### PROBLEM
Go through the data below and copy it exactly, skipping every picture.
# START OF PROVIDED RECORDS
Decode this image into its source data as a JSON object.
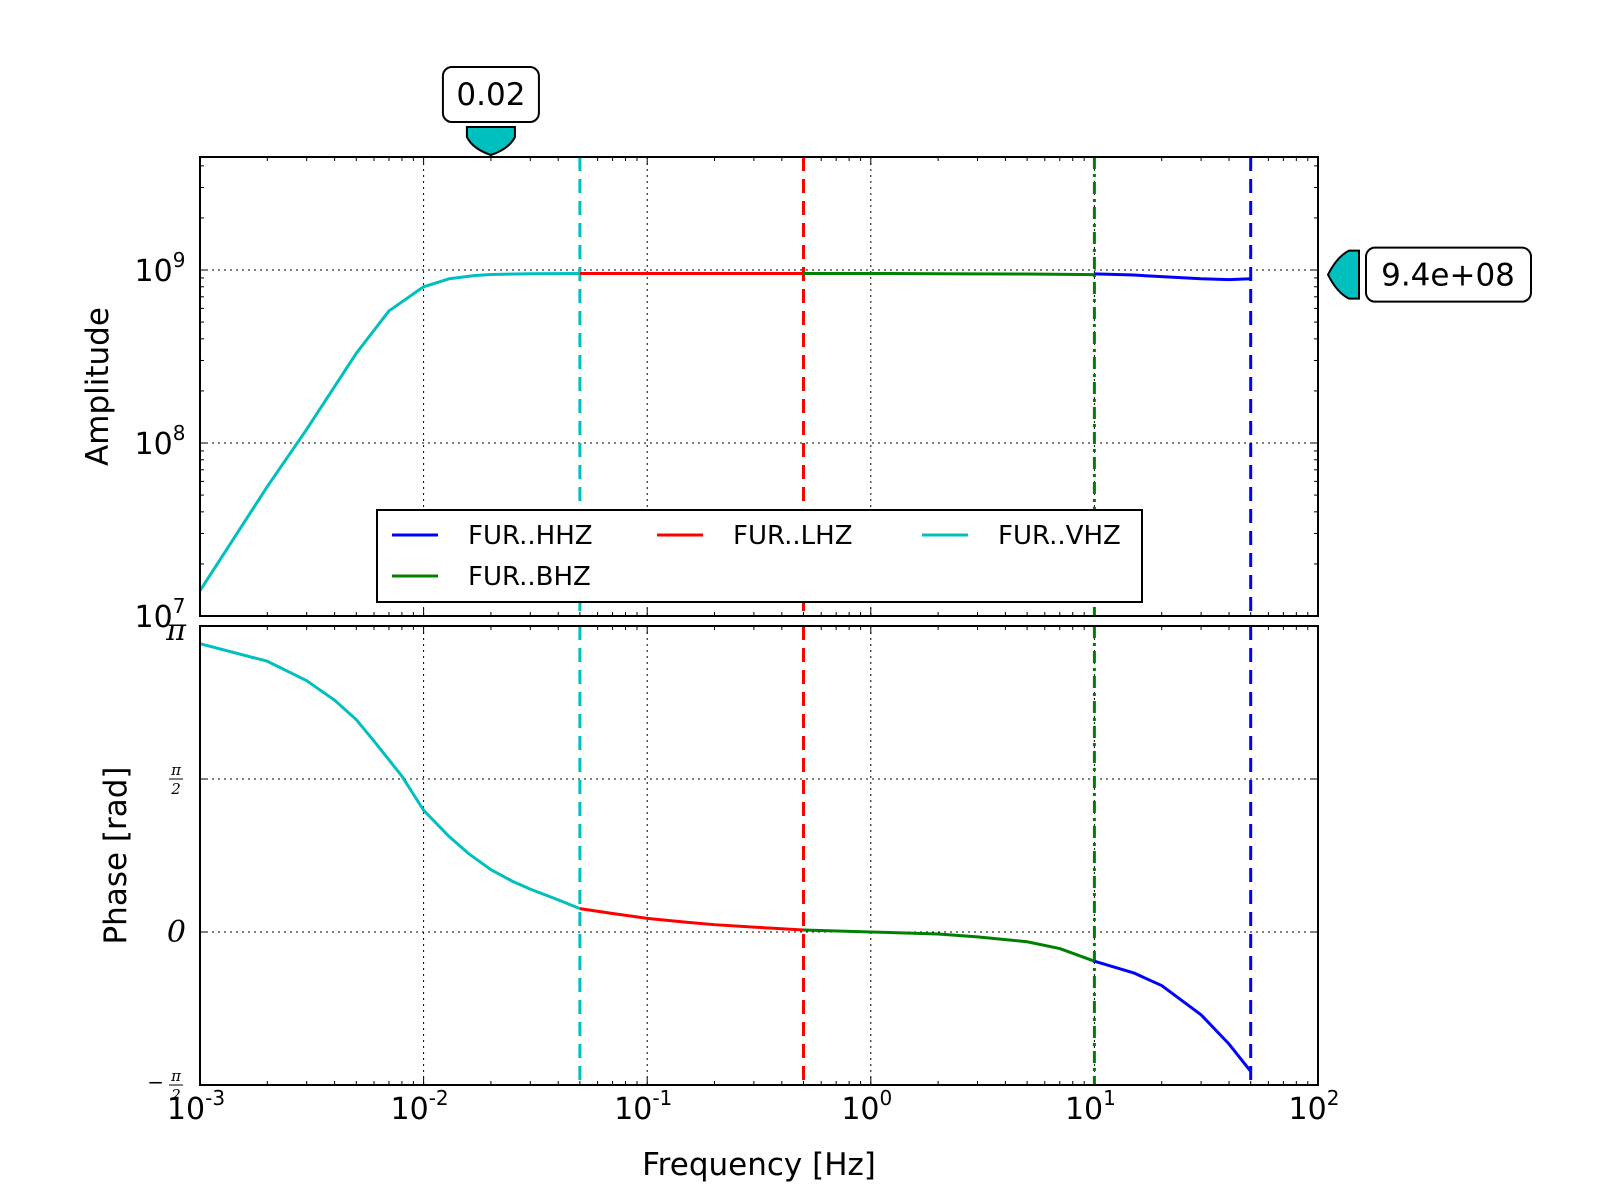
{
  "chart_data": {
    "type": "line",
    "xlabel": "Frequency [Hz]",
    "xscale": "log",
    "xlim": [
      0.001,
      100
    ],
    "x_ticks": [
      {
        "base": "10",
        "exp": "-3"
      },
      {
        "base": "10",
        "exp": "-2"
      },
      {
        "base": "10",
        "exp": "-1"
      },
      {
        "base": "10",
        "exp": "0"
      },
      {
        "base": "10",
        "exp": "1"
      },
      {
        "base": "10",
        "exp": "2"
      }
    ],
    "grid": true,
    "amplitude": {
      "ylabel": "Amplitude",
      "yscale": "log",
      "ylim": [
        10000000,
        4500000000
      ],
      "y_ticks": [
        {
          "base": "10",
          "exp": "7"
        },
        {
          "base": "10",
          "exp": "8"
        },
        {
          "base": "10",
          "exp": "9"
        }
      ]
    },
    "phase": {
      "ylabel": "Phase [rad]",
      "ylim": [
        -1.5708,
        3.1416
      ],
      "y_ticks": [
        {
          "value": 3.1416,
          "label": "π"
        },
        {
          "value": 1.5708,
          "num": "π",
          "den": "2"
        },
        {
          "value": 0,
          "label": "0"
        },
        {
          "value": -1.5708,
          "minus": "−",
          "num": "π",
          "den": "2"
        }
      ]
    },
    "legend": {
      "placement": "lower-center",
      "columns": 3,
      "entries": [
        "FUR..HHZ",
        "FUR..BHZ",
        "FUR..LHZ",
        "FUR..VHZ"
      ]
    },
    "series": [
      {
        "name": "FUR..HHZ",
        "color": "#0000ff",
        "dash": "solid",
        "cutoff_hz": 50,
        "amplitude": {
          "x": [
            10,
            15,
            20,
            30,
            40,
            50
          ],
          "y": [
            950000000,
            935000000,
            915000000,
            890000000,
            880000000,
            890000000
          ]
        },
        "phase": {
          "x": [
            10,
            15,
            20,
            30,
            40,
            50
          ],
          "y": [
            -0.3,
            -0.42,
            -0.55,
            -0.85,
            -1.15,
            -1.43
          ]
        }
      },
      {
        "name": "FUR..LHZ",
        "color": "#ff0000",
        "dash": "solid",
        "cutoff_hz": 0.5,
        "amplitude": {
          "x": [
            0.05,
            0.1,
            0.2,
            0.5
          ],
          "y": [
            955000000,
            955000000,
            955000000,
            955000000
          ]
        },
        "phase": {
          "x": [
            0.05,
            0.07,
            0.1,
            0.15,
            0.2,
            0.3,
            0.5
          ],
          "y": [
            0.24,
            0.19,
            0.14,
            0.1,
            0.075,
            0.05,
            0.02
          ]
        }
      },
      {
        "name": "FUR..BHZ",
        "color": "#008000",
        "dash": "solid",
        "cutoff_hz": 10,
        "amplitude": {
          "x": [
            0.5,
            1,
            2,
            5,
            10
          ],
          "y": [
            955000000,
            955000000,
            952000000,
            948000000,
            940000000
          ]
        },
        "phase": {
          "x": [
            0.5,
            1,
            2,
            3,
            5,
            7,
            10
          ],
          "y": [
            0.02,
            0,
            -0.02,
            -0.05,
            -0.1,
            -0.17,
            -0.3
          ]
        }
      },
      {
        "name": "FUR..VHZ",
        "color": "#00bfbf",
        "dash": "solid",
        "cutoff_hz": 0.05,
        "amplitude": {
          "x": [
            0.001,
            0.002,
            0.003,
            0.005,
            0.007,
            0.01,
            0.013,
            0.017,
            0.02,
            0.03,
            0.05
          ],
          "y": [
            14000000,
            56000000,
            120000000,
            330000000,
            580000000,
            800000000,
            890000000,
            930000000,
            942000000,
            952000000,
            955000000
          ]
        },
        "phase": {
          "x": [
            0.001,
            0.002,
            0.003,
            0.004,
            0.005,
            0.006,
            0.008,
            0.01,
            0.013,
            0.016,
            0.02,
            0.025,
            0.03,
            0.04,
            0.05
          ],
          "y": [
            2.96,
            2.78,
            2.58,
            2.38,
            2.18,
            1.96,
            1.6,
            1.25,
            0.98,
            0.8,
            0.64,
            0.52,
            0.44,
            0.33,
            0.24
          ]
        }
      }
    ],
    "annotations": [
      {
        "label": "0.02",
        "x": 0.02,
        "axis": "frequency",
        "color": "#00bfbf"
      },
      {
        "label": "9.4e+08",
        "y": 940000000,
        "axis": "amplitude",
        "color": "#00bfbf"
      }
    ]
  }
}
# END OF PROVIDED RECORDS
### ANSWER BELOW
Decode this image into its source data as a JSON object.
{
  "chart_data": {
    "type": "line",
    "xlabel": "Frequency [Hz]",
    "xscale": "log",
    "xlim": [
      0.001,
      100
    ],
    "x_ticks": [
      {
        "base": "10",
        "exp": "-3"
      },
      {
        "base": "10",
        "exp": "-2"
      },
      {
        "base": "10",
        "exp": "-1"
      },
      {
        "base": "10",
        "exp": "0"
      },
      {
        "base": "10",
        "exp": "1"
      },
      {
        "base": "10",
        "exp": "2"
      }
    ],
    "grid": true,
    "amplitude": {
      "ylabel": "Amplitude",
      "yscale": "log",
      "ylim": [
        10000000,
        4500000000
      ],
      "y_ticks": [
        {
          "base": "10",
          "exp": "7"
        },
        {
          "base": "10",
          "exp": "8"
        },
        {
          "base": "10",
          "exp": "9"
        }
      ]
    },
    "phase": {
      "ylabel": "Phase [rad]",
      "ylim": [
        -1.5708,
        3.1416
      ],
      "y_ticks": [
        {
          "value": 3.1416,
          "label": "π"
        },
        {
          "value": 1.5708,
          "num": "π",
          "den": "2"
        },
        {
          "value": 0,
          "label": "0"
        },
        {
          "value": -1.5708,
          "minus": "−",
          "num": "π",
          "den": "2"
        }
      ]
    },
    "legend": {
      "placement": "lower-center",
      "columns": 3,
      "entries": [
        "FUR..HHZ",
        "FUR..BHZ",
        "FUR..LHZ",
        "FUR..VHZ"
      ]
    },
    "series": [
      {
        "name": "FUR..HHZ",
        "color": "#0000ff",
        "dash": "solid",
        "cutoff_hz": 50,
        "amplitude": {
          "x": [
            10,
            15,
            20,
            30,
            40,
            50
          ],
          "y": [
            950000000,
            935000000,
            915000000,
            890000000,
            880000000,
            890000000
          ]
        },
        "phase": {
          "x": [
            10,
            15,
            20,
            30,
            40,
            50
          ],
          "y": [
            -0.3,
            -0.42,
            -0.55,
            -0.85,
            -1.15,
            -1.43
          ]
        }
      },
      {
        "name": "FUR..LHZ",
        "color": "#ff0000",
        "dash": "solid",
        "cutoff_hz": 0.5,
        "amplitude": {
          "x": [
            0.05,
            0.1,
            0.2,
            0.5
          ],
          "y": [
            955000000,
            955000000,
            955000000,
            955000000
          ]
        },
        "phase": {
          "x": [
            0.05,
            0.07,
            0.1,
            0.15,
            0.2,
            0.3,
            0.5
          ],
          "y": [
            0.24,
            0.19,
            0.14,
            0.1,
            0.075,
            0.05,
            0.02
          ]
        }
      },
      {
        "name": "FUR..BHZ",
        "color": "#008000",
        "dash": "solid",
        "cutoff_hz": 10,
        "amplitude": {
          "x": [
            0.5,
            1,
            2,
            5,
            10
          ],
          "y": [
            955000000,
            955000000,
            952000000,
            948000000,
            940000000
          ]
        },
        "phase": {
          "x": [
            0.5,
            1,
            2,
            3,
            5,
            7,
            10
          ],
          "y": [
            0.02,
            0,
            -0.02,
            -0.05,
            -0.1,
            -0.17,
            -0.3
          ]
        }
      },
      {
        "name": "FUR..VHZ",
        "color": "#00bfbf",
        "dash": "solid",
        "cutoff_hz": 0.05,
        "amplitude": {
          "x": [
            0.001,
            0.002,
            0.003,
            0.005,
            0.007,
            0.01,
            0.013,
            0.017,
            0.02,
            0.03,
            0.05
          ],
          "y": [
            14000000,
            56000000,
            120000000,
            330000000,
            580000000,
            800000000,
            890000000,
            930000000,
            942000000,
            952000000,
            955000000
          ]
        },
        "phase": {
          "x": [
            0.001,
            0.002,
            0.003,
            0.004,
            0.005,
            0.006,
            0.008,
            0.01,
            0.013,
            0.016,
            0.02,
            0.025,
            0.03,
            0.04,
            0.05
          ],
          "y": [
            2.96,
            2.78,
            2.58,
            2.38,
            2.18,
            1.96,
            1.6,
            1.25,
            0.98,
            0.8,
            0.64,
            0.52,
            0.44,
            0.33,
            0.24
          ]
        }
      }
    ],
    "annotations": [
      {
        "label": "0.02",
        "x": 0.02,
        "axis": "frequency",
        "color": "#00bfbf"
      },
      {
        "label": "9.4e+08",
        "y": 940000000,
        "axis": "amplitude",
        "color": "#00bfbf"
      }
    ]
  }
}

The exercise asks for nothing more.